_Information supplied_

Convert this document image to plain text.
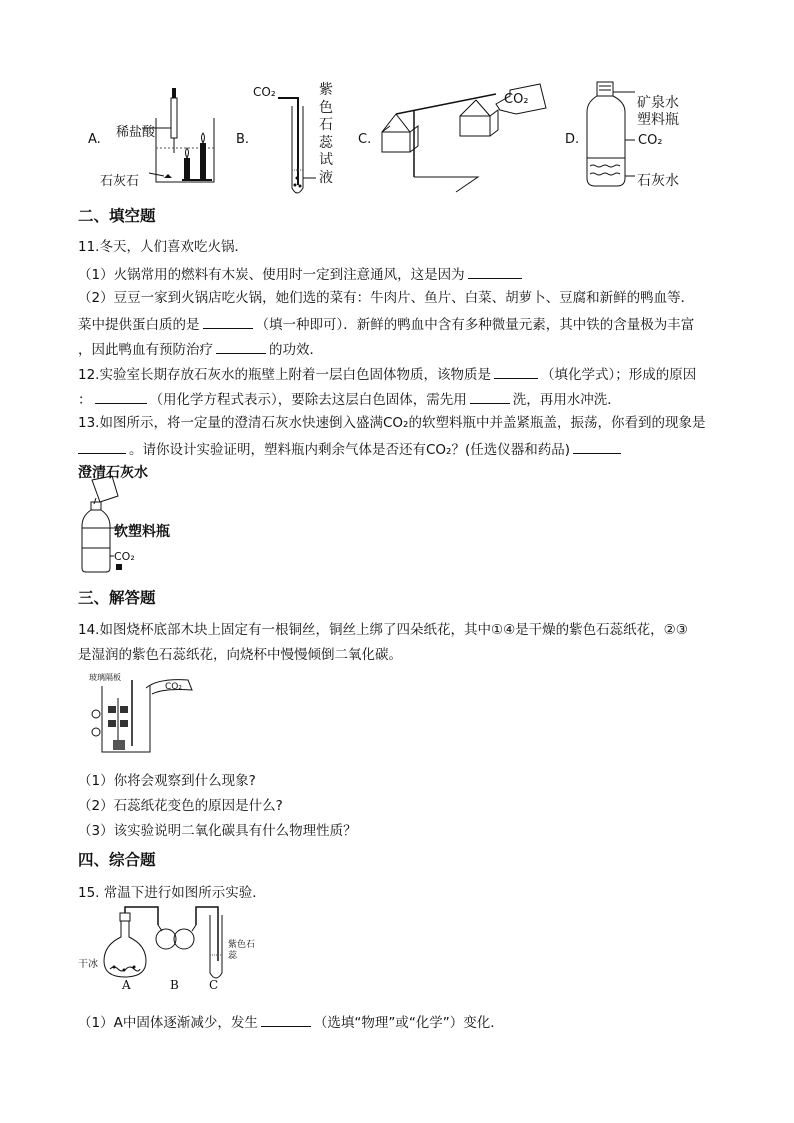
A. 稀盐酸
石灰石
B.
CO₂	紫
色
石
蕊
试
液
C.
CO₂
D.
矿泉水
塑料瓶
CO₂
石灰水
二、填空题
11.冬天，人们喜欢吃火锅．
（1）火锅常用的燃料有木炭、使用时一定到注意通风，这是因为
（2）豆豆一家到火锅店吃火锅，她们选的菜有：牛肉片、鱼片、白菜、胡萝卜、豆腐和新鲜的鸭血等．
菜中提供蛋白质的是	（填一种即可）．新鲜的鸭血中含有多种微量元素，其中铁的含量极为丰富
，因此鸭血有预防治疗	的功效．
12.实验室长期存放石灰水的瓶壁上附着一层白色固体物质，该物质是	（填化学式）；形成的原因
：	（用化学方程式表示），要除去这层白色固体，需先用	洗，再用水冲洗．
13.如图所示，将一定量的澄清石灰水快速倒入盛满CO₂的软塑料瓶中并盖紧瓶盖，振荡，你看到的现象是
。请你设计实验证明，塑料瓶内剩余气体是否还有CO₂？(任选仪器和药品)
澄清石灰水
软塑料瓶
CO₂
三、解答题
14.如图烧杯底部木块上固定有一根铜丝，铜丝上绑了四朵纸花，其中①④是干燥的紫色石蕊纸花，②③
是湿润的紫色石蕊纸花，向烧杯中慢慢倾倒二氧化碳。
玻璃隔板
CO₂
（1）你将会观察到什么现象?
（2）石蕊纸花变色的原因是什么?
（3）该实验说明二氧化碳具有什么物理性质？
四、综合题
15. 常温下进行如图所示实验．
干冰
紫色石蕊
A	B	C
（1）A中固体逐渐减少，发生	（选填“物理”或“化学”）变化．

_What you are asked to do_
Repeat the records word for word. Any picture in them should be left out.

_Exercise solution_
Convert this document image to plain text.
A. 稀盐酸
石灰石
B.
CO₂	紫
色
石
蕊
试
液
C.
CO₂
D.
矿泉水
塑料瓶
CO₂
石灰水
二、填空题
11.冬天，人们喜欢吃火锅．
（1）火锅常用的燃料有木炭、使用时一定到注意通风，这是因为
（2）豆豆一家到火锅店吃火锅，她们选的菜有：牛肉片、鱼片、白菜、胡萝卜、豆腐和新鲜的鸭血等．
菜中提供蛋白质的是	（填一种即可）．新鲜的鸭血中含有多种微量元素，其中铁的含量极为丰富
，因此鸭血有预防治疗	的功效．
12.实验室长期存放石灰水的瓶壁上附着一层白色固体物质，该物质是	（填化学式）；形成的原因
：	（用化学方程式表示），要除去这层白色固体，需先用	洗，再用水冲洗．
13.如图所示，将一定量的澄清石灰水快速倒入盛满CO₂的软塑料瓶中并盖紧瓶盖，振荡，你看到的现象是
。请你设计实验证明，塑料瓶内剩余气体是否还有CO₂？(任选仪器和药品)
澄清石灰水
软塑料瓶
CO₂
三、解答题
14.如图烧杯底部木块上固定有一根铜丝，铜丝上绑了四朵纸花，其中①④是干燥的紫色石蕊纸花，②③
是湿润的紫色石蕊纸花，向烧杯中慢慢倾倒二氧化碳。
玻璃隔板
CO₂
（1）你将会观察到什么现象?
（2）石蕊纸花变色的原因是什么?
（3）该实验说明二氧化碳具有什么物理性质？
四、综合题
15. 常温下进行如图所示实验．
干冰
紫色石蕊
A	B	C
（1）A中固体逐渐减少，发生	（选填“物理”或“化学”）变化．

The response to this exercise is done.